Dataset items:
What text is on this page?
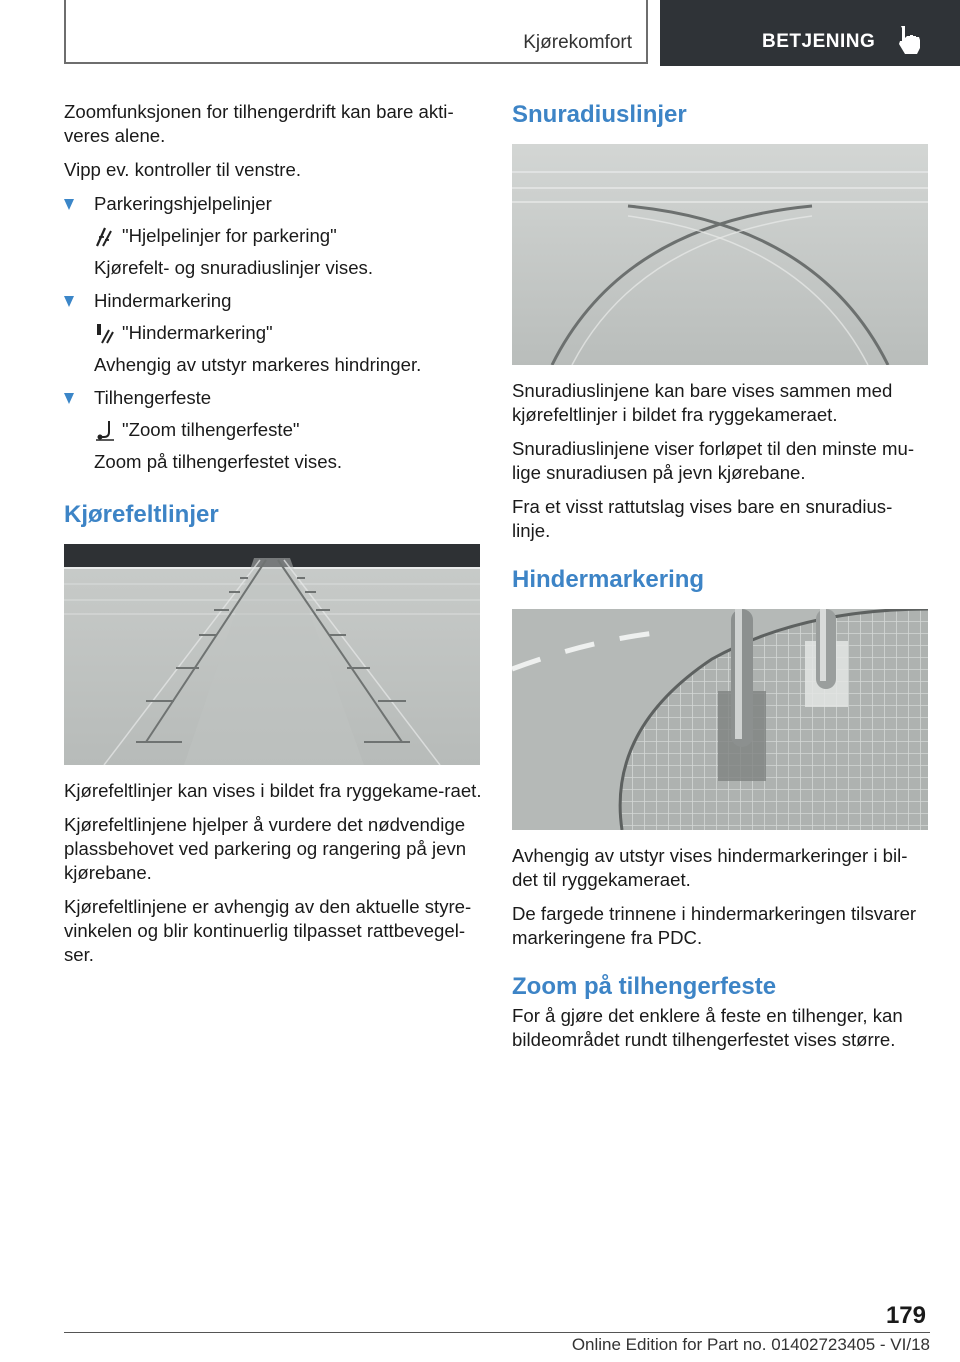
Kjørekomfort	BETJENING

Zoomfunksjonen for tilhengerdrift kan bare akti-veres alene.

Vipp ev. kontroller til venstre.

Parkeringshjelpelinjer

"Hjelpelinjer for parkering"

Kjørefelt- og snuradiuslinjer vises.

Hindermarkering

"Hindermarkering"

Avhengig av utstyr markeres hindringer.

Tilhengerfeste

"Zoom tilhengerfeste"

Zoom på tilhengerfestet vises.

Kjørefeltlinjer

Kjørefeltlinjer kan vises i bildet fra ryggekame-raet.

Kjørefeltlinjene hjelper å vurdere det nødvendige plassbehovet ved parkering og rangering på jevn kjørebane.

Kjørefeltlinjene er avhengig av den aktuelle styre-vinkelen og blir kontinuerlig tilpasset rattbevegel-ser.

Snuradiuslinjer

Snuradiuslinjene kan bare vises sammen med kjørefeltlinjer i bildet fra ryggekameraet.

Snuradiuslinjene viser forløpet til den minste mu-lige snuradiusen på jevn kjørebane.

Fra et visst rattutslag vises bare en snuradius-linje.

Hindermarkering

Avhengig av utstyr vises hindermarkeringer i bil-det til ryggekameraet.

De fargede trinnene i hindermarkeringen tilsvarer markeringene fra PDC.

Zoom på tilhengerfeste

For å gjøre det enklere å feste en tilhenger, kan bildeområdet rundt tilhengerfestet vises større.

179
Online Edition for Part no. 01402723405 - VI/18
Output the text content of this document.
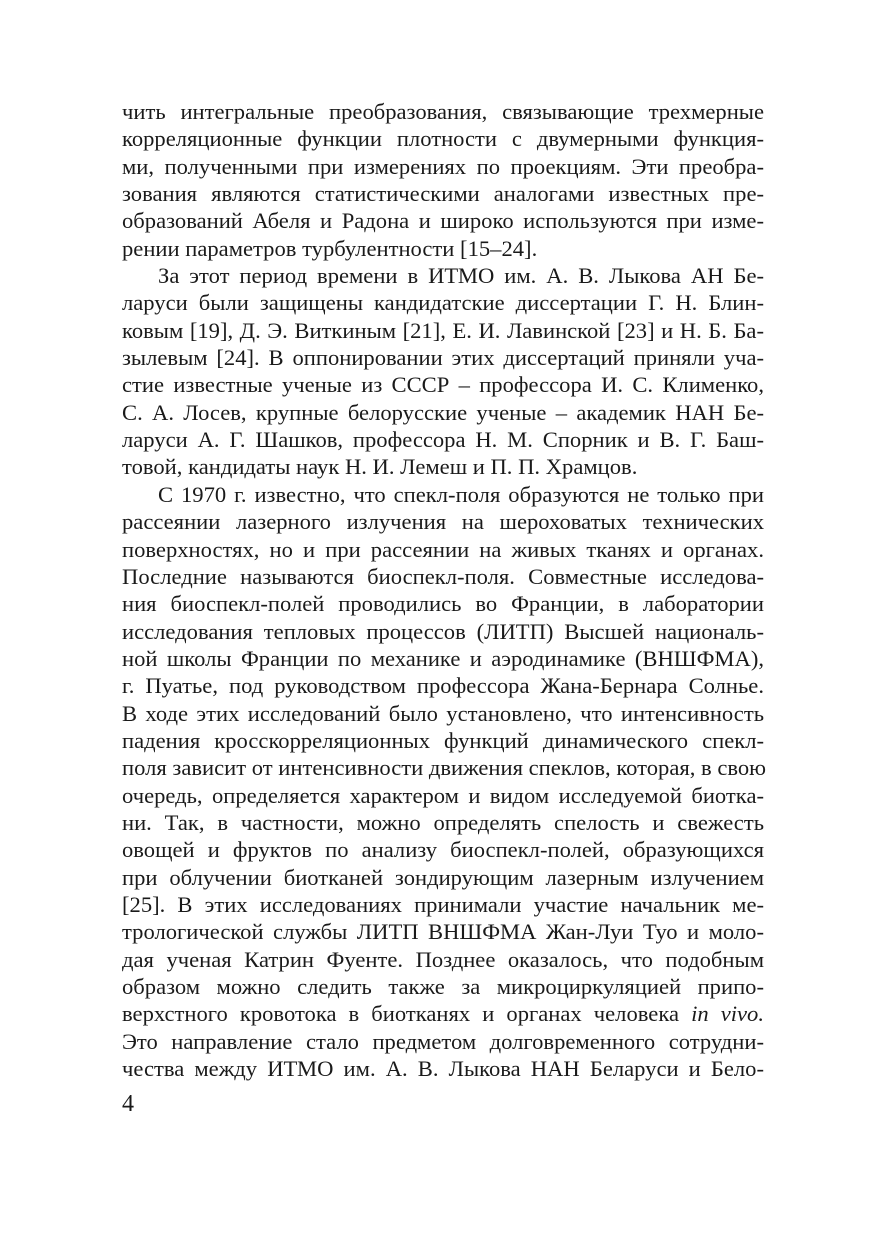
чить интегральные преобразования, связывающие трехмерные
корреляционные функции плотности с двумерными функция-
ми, полученными при измерениях по проекциям. Эти преобра-
зования являются статистическими аналогами известных пре-
образований Абеля и Радона и широко используются при изме-
рении параметров турбулентности [15–24].
За этот период времени в ИТМО им. А. В. Лыкова АН Бе-
ларуси были защищены кандидатские диссертации Г. Н. Блин-
ковым [19], Д. Э. Виткиным [21], Е. И. Лавинской [23] и Н. Б. Ба-
зылевым [24]. В оппонировании этих диссертаций приняли уча-
стие известные ученые из СССР – профессора И. С. Клименко,
С. А. Лосев, крупные белорусские ученые – академик НАН Бе-
ларуси А. Г. Шашков, профессора Н. М. Спорник и В. Г. Баш-
товой, кандидаты наук Н. И. Лемеш и П. П. Храмцов.
С 1970 г. известно, что спекл-поля образуются не только при
рассеянии лазерного излучения на шероховатых технических
поверхностях, но и при рассеянии на живых тканях и органах.
Последние называются биоспекл-поля. Совместные исследова-
ния биоспекл-полей проводились во Франции, в лаборатории
исследования тепловых процессов (ЛИТП) Высшей националь-
ной школы Франции по механике и аэродинамике (ВНШФМА),
г. Пуатье, под руководством профессора Жана-Бернара Солнье.
В ходе этих исследований было установлено, что интенсивность
падения кросскорреляционных функций динамического спекл-
поля зависит от интенсивности движения спеклов, которая, в свою
очередь, определяется характером и видом исследуемой биотка-
ни. Так, в частности, можно определять спелость и свежесть
овощей и фруктов по анализу биоспекл-полей, образующихся
при облучении биотканей зондирующим лазерным излучением
[25]. В этих исследованиях принимали участие начальник ме-
трологической службы ЛИТП ВНШФМА Жан-Луи Туо и моло-
дая ученая Катрин Фуенте. Позднее оказалось, что подобным
образом можно следить также за микроциркуляцией припо-
верхстного кровотока в биотканях и органах человека in vivo.
Это направление стало предметом долговременного сотрудни-
чества между ИТМО им. А. В. Лыкова НАН Беларуси и Бело-
4
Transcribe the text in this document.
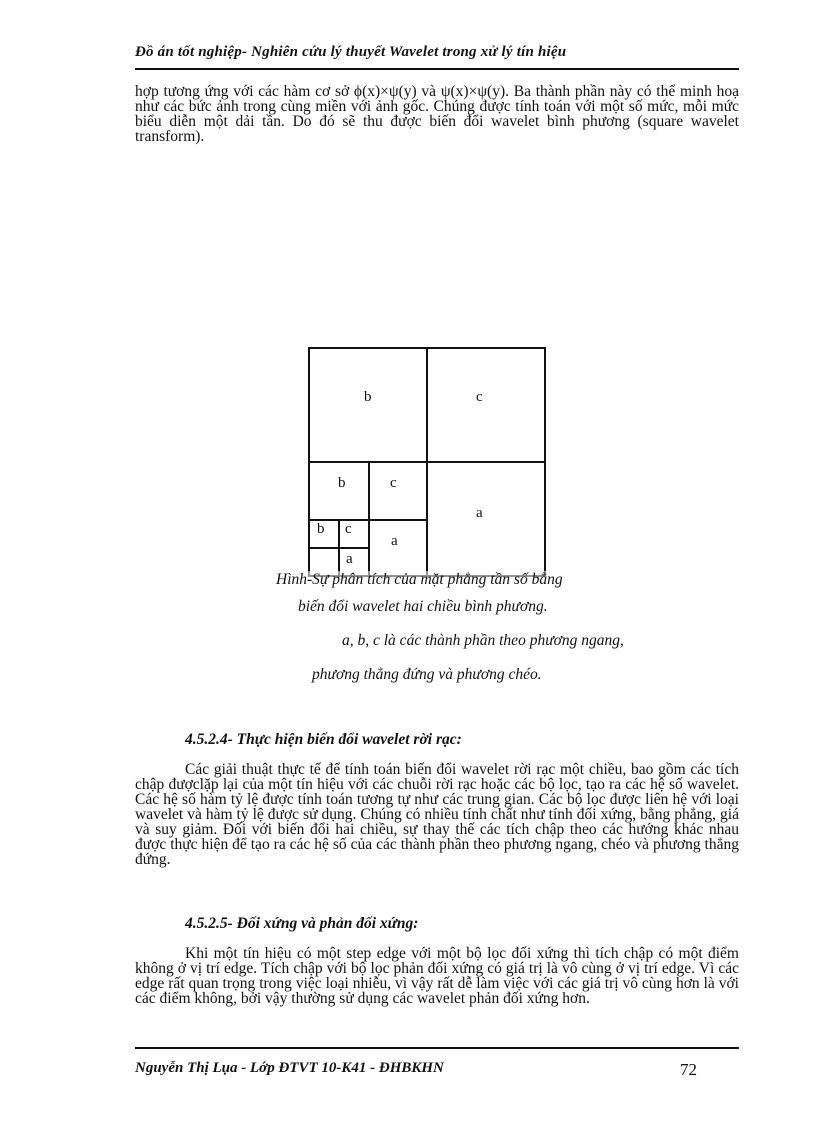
Đồ án tốt nghiệp- Nghiên cứu lý thuyết Wavelet trong xử lý tín hiệu

hợp tương ứng với các hàm cơ sở ϕ(x)×ψ(y) và ψ(x)×ψ(y). Ba thành phần này có thể minh hoạ như các bức ảnh trong cùng miền với ảnh gốc. Chúng được tính toán với một số mức, mỗi mức biểu diễn một dải tần. Do đó sẽ thu được biến đổi wavelet bình phương (square wavelet transform).

b	c
b	c
a
b c
a
a
Hình-Sự phân tích của mặt phẳng tần số bằng
biến đổi wavelet hai chiều bình phương.
a, b, c là các thành phần theo phương ngang,
phương thẳng đứng và phương chéo.
4.5.2.4- Thực hiện biến đổi wavelet rời rạc:

Các giải thuật thực tế để tính toán biến đổi wavelet rời rạc một chiều, bao gồm các tích chập đượclặp lại của một tín hiệu với các chuỗi rời rạc hoặc các bộ lọc, tạo ra các hệ số wavelet. Các hệ số hàm tỷ lệ được tính toán tương tự như các trung gian. Các bộ lọc được liên hệ với loại wavelet và hàm tỷ lệ được sử dụng. Chúng có nhiều tính chất như tính đối xứng, bằng phẳng, giá và suy giảm. Đối với biến đổi hai chiều, sự thay thế các tích chập theo các hướng khác nhau được thực hiện để tạo ra các hệ số của các thành phần theo phương ngang, chéo và phương thẳng đứng.

4.5.2.5- Đối xứng và phản đối xứng:

Khi một tín hiệu có một step edge với một bộ lọc đối xứng thì tích chập có một điểm không ở vị trí edge. Tích chập với bộ lọc phản đối xứng có giá trị là vô cùng ở vị trí edge. Vì các edge rất quan trọng trong việc loại nhiễu, vì vậy rất dễ làm việc với các giá trị vô cùng hơn là với các điểm không, bởi vậy thường sử dụng các wavelet phản đối xứng hơn.

Nguyễn Thị Lụa - Lớp ĐTVT 10-K41 - ĐHBKHN	72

→ Directive:
Output the span from the line with "Transcribe the text in this document." through the last line of the data, inclusive and exact, and omit every picture.

→ Expected answer:
Transcribe the text in this document.
Đồ án tốt nghiệp- Nghiên cứu lý thuyết Wavelet trong xử lý tín hiệu

hợp tương ứng với các hàm cơ sở ϕ(x)×ψ(y) và ψ(x)×ψ(y). Ba thành phần này có thể minh hoạ như các bức ảnh trong cùng miền với ảnh gốc. Chúng được tính toán với một số mức, mỗi mức biểu diễn một dải tần. Do đó sẽ thu được biến đổi wavelet bình phương (square wavelet transform).

b	c
b	c
a
b c
a
a
Hình-Sự phân tích của mặt phẳng tần số bằng
biến đổi wavelet hai chiều bình phương.
a, b, c là các thành phần theo phương ngang,
phương thẳng đứng và phương chéo.
4.5.2.4- Thực hiện biến đổi wavelet rời rạc:

Các giải thuật thực tế để tính toán biến đổi wavelet rời rạc một chiều, bao gồm các tích chập đượclặp lại của một tín hiệu với các chuỗi rời rạc hoặc các bộ lọc, tạo ra các hệ số wavelet. Các hệ số hàm tỷ lệ được tính toán tương tự như các trung gian. Các bộ lọc được liên hệ với loại wavelet và hàm tỷ lệ được sử dụng. Chúng có nhiều tính chất như tính đối xứng, bằng phẳng, giá và suy giảm. Đối với biến đổi hai chiều, sự thay thế các tích chập theo các hướng khác nhau được thực hiện để tạo ra các hệ số của các thành phần theo phương ngang, chéo và phương thẳng đứng.

4.5.2.5- Đối xứng và phản đối xứng:

Khi một tín hiệu có một step edge với một bộ lọc đối xứng thì tích chập có một điểm không ở vị trí edge. Tích chập với bộ lọc phản đối xứng có giá trị là vô cùng ở vị trí edge. Vì các edge rất quan trọng trong việc loại nhiễu, vì vậy rất dễ làm việc với các giá trị vô cùng hơn là với các điểm không, bởi vậy thường sử dụng các wavelet phản đối xứng hơn.

Nguyễn Thị Lụa - Lớp ĐTVT 10-K41 - ĐHBKHN	72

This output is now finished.